--- START OF TASK INPUT ---

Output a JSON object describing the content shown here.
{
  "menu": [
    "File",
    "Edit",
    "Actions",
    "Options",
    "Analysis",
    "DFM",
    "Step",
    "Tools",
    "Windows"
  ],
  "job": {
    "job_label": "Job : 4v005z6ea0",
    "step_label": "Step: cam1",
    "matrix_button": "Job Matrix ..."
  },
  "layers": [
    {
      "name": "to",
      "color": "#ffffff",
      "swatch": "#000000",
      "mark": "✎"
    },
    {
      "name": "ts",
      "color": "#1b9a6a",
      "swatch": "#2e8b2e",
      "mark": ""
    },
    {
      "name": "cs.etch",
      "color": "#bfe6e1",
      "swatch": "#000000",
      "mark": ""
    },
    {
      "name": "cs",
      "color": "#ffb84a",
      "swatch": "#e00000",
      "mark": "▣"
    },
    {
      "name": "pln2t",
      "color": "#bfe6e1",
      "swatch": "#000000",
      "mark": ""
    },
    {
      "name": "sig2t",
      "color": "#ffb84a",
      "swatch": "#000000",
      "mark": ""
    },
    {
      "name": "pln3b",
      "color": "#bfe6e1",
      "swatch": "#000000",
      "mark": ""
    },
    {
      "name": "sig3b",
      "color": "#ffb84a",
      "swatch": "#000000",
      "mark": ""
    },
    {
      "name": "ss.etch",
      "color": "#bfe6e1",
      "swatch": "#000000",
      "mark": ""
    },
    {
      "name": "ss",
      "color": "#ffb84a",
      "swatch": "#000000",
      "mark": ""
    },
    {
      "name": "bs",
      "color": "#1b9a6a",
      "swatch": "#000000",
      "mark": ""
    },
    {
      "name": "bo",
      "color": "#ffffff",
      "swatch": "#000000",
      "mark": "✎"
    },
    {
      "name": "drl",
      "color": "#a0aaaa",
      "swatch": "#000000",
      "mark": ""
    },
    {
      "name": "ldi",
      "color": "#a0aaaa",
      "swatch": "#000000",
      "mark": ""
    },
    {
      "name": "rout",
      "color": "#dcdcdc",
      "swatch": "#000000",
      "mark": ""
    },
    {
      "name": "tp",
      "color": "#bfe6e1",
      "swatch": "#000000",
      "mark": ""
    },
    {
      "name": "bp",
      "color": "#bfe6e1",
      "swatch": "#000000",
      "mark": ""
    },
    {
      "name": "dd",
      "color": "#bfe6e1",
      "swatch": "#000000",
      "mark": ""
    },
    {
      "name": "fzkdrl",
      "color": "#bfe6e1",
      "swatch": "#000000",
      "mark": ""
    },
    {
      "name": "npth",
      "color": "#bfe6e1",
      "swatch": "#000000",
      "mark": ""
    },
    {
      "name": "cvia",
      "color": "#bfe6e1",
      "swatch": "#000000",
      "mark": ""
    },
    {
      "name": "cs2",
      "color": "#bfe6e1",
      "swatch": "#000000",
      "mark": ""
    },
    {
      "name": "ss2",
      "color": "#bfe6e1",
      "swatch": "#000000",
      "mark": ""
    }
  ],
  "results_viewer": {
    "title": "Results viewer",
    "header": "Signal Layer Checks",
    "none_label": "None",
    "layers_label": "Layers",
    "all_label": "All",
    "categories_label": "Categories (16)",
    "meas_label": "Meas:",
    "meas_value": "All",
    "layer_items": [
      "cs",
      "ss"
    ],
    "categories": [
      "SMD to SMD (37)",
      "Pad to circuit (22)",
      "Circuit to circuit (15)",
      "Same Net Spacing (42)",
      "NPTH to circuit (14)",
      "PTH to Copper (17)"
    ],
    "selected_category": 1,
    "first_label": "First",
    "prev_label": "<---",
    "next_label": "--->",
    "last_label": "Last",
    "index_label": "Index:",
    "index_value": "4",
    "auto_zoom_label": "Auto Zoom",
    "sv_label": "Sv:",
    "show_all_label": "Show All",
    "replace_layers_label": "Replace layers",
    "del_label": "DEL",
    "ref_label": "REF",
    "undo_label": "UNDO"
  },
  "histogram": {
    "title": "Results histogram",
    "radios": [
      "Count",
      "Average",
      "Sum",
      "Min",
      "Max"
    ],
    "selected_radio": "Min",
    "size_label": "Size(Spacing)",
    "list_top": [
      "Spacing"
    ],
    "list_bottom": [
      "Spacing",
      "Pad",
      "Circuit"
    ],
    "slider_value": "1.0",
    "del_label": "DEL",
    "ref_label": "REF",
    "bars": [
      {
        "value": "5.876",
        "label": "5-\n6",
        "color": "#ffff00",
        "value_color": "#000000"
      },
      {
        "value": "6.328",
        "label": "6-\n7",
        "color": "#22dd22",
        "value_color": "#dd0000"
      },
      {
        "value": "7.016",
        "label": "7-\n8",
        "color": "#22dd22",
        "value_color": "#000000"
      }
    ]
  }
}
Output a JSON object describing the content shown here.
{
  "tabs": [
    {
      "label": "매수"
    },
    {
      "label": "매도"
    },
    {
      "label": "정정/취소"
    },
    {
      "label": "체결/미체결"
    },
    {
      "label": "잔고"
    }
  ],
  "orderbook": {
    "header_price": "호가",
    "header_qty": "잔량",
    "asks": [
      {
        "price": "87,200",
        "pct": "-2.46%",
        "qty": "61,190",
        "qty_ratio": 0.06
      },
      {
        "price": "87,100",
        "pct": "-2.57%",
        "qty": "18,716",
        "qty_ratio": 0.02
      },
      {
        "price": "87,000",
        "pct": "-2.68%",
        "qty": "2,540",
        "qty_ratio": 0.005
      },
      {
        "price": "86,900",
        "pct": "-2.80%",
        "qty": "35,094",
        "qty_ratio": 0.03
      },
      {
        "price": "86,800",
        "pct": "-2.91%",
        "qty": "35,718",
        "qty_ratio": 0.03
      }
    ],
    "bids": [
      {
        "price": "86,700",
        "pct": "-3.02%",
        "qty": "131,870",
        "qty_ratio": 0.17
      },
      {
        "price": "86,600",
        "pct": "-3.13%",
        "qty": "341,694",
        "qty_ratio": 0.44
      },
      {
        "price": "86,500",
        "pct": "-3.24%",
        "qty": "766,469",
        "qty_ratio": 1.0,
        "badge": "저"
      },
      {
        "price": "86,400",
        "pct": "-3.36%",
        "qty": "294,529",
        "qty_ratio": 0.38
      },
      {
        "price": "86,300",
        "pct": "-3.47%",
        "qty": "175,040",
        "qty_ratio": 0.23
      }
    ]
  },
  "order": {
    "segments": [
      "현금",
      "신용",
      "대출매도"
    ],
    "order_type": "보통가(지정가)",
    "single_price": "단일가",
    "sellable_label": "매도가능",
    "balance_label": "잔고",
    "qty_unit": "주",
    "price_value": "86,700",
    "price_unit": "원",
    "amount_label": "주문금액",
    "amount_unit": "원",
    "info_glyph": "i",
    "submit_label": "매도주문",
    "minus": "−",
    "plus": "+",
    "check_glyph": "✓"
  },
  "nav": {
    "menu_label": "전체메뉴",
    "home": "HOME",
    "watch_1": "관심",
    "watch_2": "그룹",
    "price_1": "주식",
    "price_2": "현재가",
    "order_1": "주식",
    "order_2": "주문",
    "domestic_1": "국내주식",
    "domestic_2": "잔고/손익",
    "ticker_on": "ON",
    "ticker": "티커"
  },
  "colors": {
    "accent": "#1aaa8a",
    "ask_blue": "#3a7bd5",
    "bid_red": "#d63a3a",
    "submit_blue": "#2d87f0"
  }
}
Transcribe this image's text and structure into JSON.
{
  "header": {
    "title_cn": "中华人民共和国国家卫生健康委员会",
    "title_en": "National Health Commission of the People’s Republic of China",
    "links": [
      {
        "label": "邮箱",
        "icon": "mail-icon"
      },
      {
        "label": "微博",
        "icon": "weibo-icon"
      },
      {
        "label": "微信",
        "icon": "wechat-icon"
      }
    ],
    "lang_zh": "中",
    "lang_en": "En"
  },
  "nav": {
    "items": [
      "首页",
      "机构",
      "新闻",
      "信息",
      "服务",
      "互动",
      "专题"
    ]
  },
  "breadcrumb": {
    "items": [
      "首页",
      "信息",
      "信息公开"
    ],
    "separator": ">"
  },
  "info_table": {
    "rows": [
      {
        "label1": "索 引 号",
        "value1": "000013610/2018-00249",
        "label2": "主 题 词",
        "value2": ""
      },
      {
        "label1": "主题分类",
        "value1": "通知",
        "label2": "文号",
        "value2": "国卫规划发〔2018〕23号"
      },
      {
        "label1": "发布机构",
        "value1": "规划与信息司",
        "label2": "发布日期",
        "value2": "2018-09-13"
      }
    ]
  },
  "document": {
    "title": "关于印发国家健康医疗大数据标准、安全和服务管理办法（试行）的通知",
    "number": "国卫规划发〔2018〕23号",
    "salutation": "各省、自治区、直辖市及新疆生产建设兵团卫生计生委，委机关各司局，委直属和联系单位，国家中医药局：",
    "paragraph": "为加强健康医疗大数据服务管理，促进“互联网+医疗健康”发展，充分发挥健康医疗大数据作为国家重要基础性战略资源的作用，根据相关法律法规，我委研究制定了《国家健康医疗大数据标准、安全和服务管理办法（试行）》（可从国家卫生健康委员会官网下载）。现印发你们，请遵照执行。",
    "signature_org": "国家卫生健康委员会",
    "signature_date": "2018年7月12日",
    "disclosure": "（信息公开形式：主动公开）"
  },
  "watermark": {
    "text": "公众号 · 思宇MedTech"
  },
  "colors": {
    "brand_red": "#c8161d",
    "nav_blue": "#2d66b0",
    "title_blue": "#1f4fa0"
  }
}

--- END OF TASK INPUT ---

● **PROBLEM DESCRIPTION**
Pick out each line containing the string "histogram" and copy it.

● **OUTPUT FOR THIS EXERCISE**
  "histogram": {
    "title": "Results histogram",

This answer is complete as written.